STATED PROBLEM -> Copy the entries below with every "x-tick-label" swapped for "category label" and nothing else changed. Leave the pictures out.
━━━━━━━━━━
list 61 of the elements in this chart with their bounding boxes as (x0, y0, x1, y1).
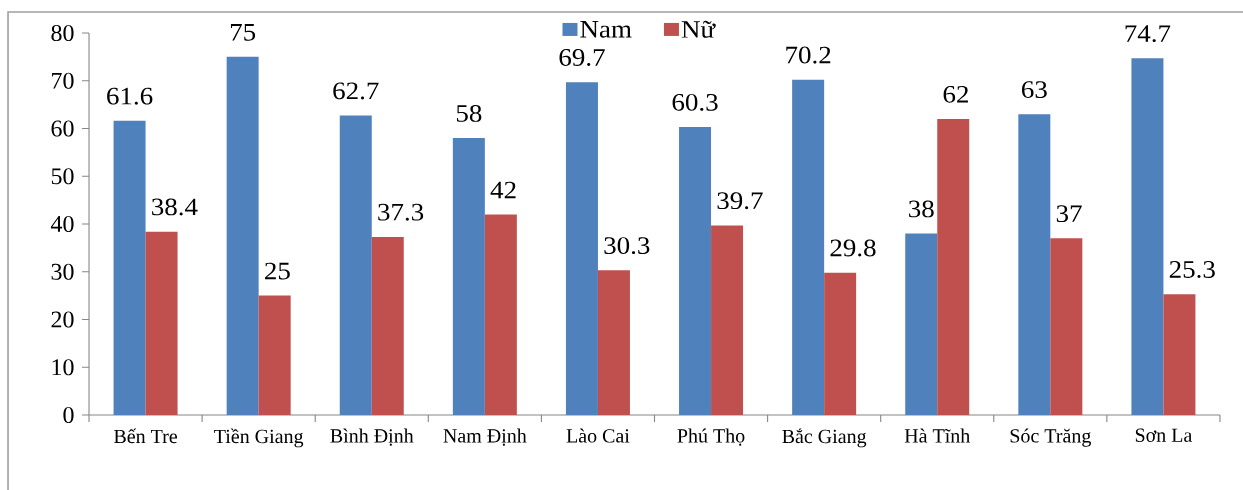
x-tick-label: Bắc Giang (782, 428, 867, 448)
y-tick-label: 50 (51, 168, 74, 185)
bar (711, 225, 744, 415)
bar (597, 270, 630, 415)
bar (1163, 294, 1196, 415)
x-tick-label: Hà Tĩnh (904, 428, 971, 443)
bar (1050, 238, 1083, 415)
bar (565, 82, 598, 415)
x-tick-label: Lào Cai (566, 428, 630, 443)
y-tick-label: 20 (51, 311, 74, 328)
data-label: 60.3 (672, 93, 718, 111)
x-tick-label: Sơn La (1135, 428, 1193, 442)
data-label: 37 (1056, 205, 1082, 223)
bar (679, 127, 712, 415)
x-tick-label: Nam Định (443, 428, 527, 446)
data-label: 29.8 (830, 239, 876, 257)
data-label: 58 (456, 104, 482, 122)
data-label: 38.4 (152, 198, 198, 216)
data-label: 38 (909, 200, 934, 218)
data-label: 61.6 (107, 87, 153, 105)
data-label: 69.7 (559, 49, 605, 66)
data-label: 70.2 (786, 46, 831, 64)
bar (484, 214, 517, 415)
data-label: 74.7 (1125, 25, 1171, 43)
data-label: 62.7 (333, 82, 379, 100)
bar (226, 56, 259, 415)
y-tick-label: 60 (51, 120, 74, 137)
x-tick-label: Sóc Trăng (1010, 428, 1091, 447)
legend-label: Nam (580, 21, 632, 38)
y-tick-label: 70 (52, 72, 74, 89)
data-label: 75 (230, 24, 256, 41)
data-label: 62 (943, 85, 968, 103)
bar (113, 120, 146, 415)
bar (792, 79, 825, 415)
data-label: 42 (490, 181, 516, 199)
bar (905, 233, 938, 415)
data-label: 30.3 (604, 237, 650, 255)
bar (824, 272, 857, 415)
data-label: 39.7 (717, 192, 763, 210)
data-label: 63 (1021, 81, 1047, 98)
bar (258, 295, 291, 415)
data-label: 25 (265, 262, 290, 280)
legend-label: Nữ (681, 20, 716, 38)
bar (371, 236, 404, 415)
y-tick-label: 10 (52, 359, 74, 376)
bar (145, 231, 178, 415)
bar (339, 115, 372, 415)
y-tick-label: 40 (50, 215, 74, 233)
data-label: 25.3 (1169, 261, 1215, 278)
bar (452, 138, 485, 415)
x-tick-label: Phú Thọ (677, 428, 745, 446)
bar (937, 118, 970, 415)
y-tick-label: 30 (51, 263, 74, 280)
y-tick-label: 0 (63, 406, 74, 424)
bar (1131, 58, 1164, 415)
x-tick-label: Tiền Giang (214, 428, 304, 448)
bar (1018, 114, 1051, 415)
x-tick-label: Bến Tre (114, 428, 178, 444)
data-label: 37.3 (378, 203, 424, 221)
x-tick-label: Bình Định (330, 428, 414, 446)
y-tick-label: 80 (51, 24, 74, 42)
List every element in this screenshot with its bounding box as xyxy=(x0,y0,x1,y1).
━━━━━━━━━━
FINAL ANSWER ->
list 61 of the elements in this chart with their bounding boxes as (x0, y0, x1, y1).
category label: Bắc Giang (782, 428, 867, 448)
y-tick-label: 50 (51, 168, 74, 185)
bar (711, 225, 744, 415)
bar (597, 270, 630, 415)
bar (1163, 294, 1196, 415)
category label: Hà Tĩnh (904, 428, 971, 443)
bar (1050, 238, 1083, 415)
bar (565, 82, 598, 415)
category label: Lào Cai (566, 428, 630, 443)
y-tick-label: 20 (51, 311, 74, 328)
data-label: 60.3 (672, 93, 718, 111)
category label: Sơn La (1135, 428, 1193, 442)
data-label: 37 (1056, 205, 1082, 223)
bar (679, 127, 712, 415)
category label: Nam Định (443, 428, 527, 446)
data-label: 29.8 (830, 239, 876, 257)
data-label: 58 (456, 104, 482, 122)
data-label: 38.4 (152, 198, 198, 216)
data-label: 38 (909, 200, 934, 218)
data-label: 61.6 (107, 87, 153, 105)
data-label: 69.7 (559, 49, 605, 66)
data-label: 70.2 (786, 46, 831, 64)
bar (484, 214, 517, 415)
data-label: 74.7 (1125, 25, 1171, 43)
data-label: 62.7 (333, 82, 379, 100)
bar (226, 56, 259, 415)
y-tick-label: 60 (51, 120, 74, 137)
category label: Sóc Trăng (1010, 428, 1091, 447)
legend-label: Nam (580, 21, 632, 38)
y-tick-label: 70 (52, 72, 74, 89)
data-label: 75 (230, 24, 256, 41)
data-label: 62 (943, 85, 968, 103)
bar (113, 120, 146, 415)
bar (792, 79, 825, 415)
data-label: 42 (490, 181, 516, 199)
bar (905, 233, 938, 415)
data-label: 30.3 (604, 237, 650, 255)
bar (824, 272, 857, 415)
data-label: 39.7 (717, 192, 763, 210)
data-label: 63 (1021, 81, 1047, 98)
bar (258, 295, 291, 415)
data-label: 25 (265, 262, 290, 280)
legend-label: Nữ (681, 20, 716, 38)
bar (371, 236, 404, 415)
y-tick-label: 10 (52, 359, 74, 376)
bar (145, 231, 178, 415)
bar (339, 115, 372, 415)
y-tick-label: 40 (50, 215, 74, 233)
data-label: 25.3 (1169, 261, 1215, 278)
bar (452, 138, 485, 415)
category label: Phú Thọ (677, 428, 745, 446)
bar (937, 118, 970, 415)
y-tick-label: 30 (51, 263, 74, 280)
y-tick-label: 0 (63, 406, 74, 424)
bar (1131, 58, 1164, 415)
category label: Tiền Giang (214, 428, 304, 448)
bar (1018, 114, 1051, 415)
category label: Bến Tre (114, 428, 178, 444)
data-label: 37.3 (378, 203, 424, 221)
category label: Bình Định (330, 428, 414, 446)
y-tick-label: 80 (51, 24, 74, 42)
List every element in this screenshot with its bounding box as xyxy=(x0,y0,x1,y1).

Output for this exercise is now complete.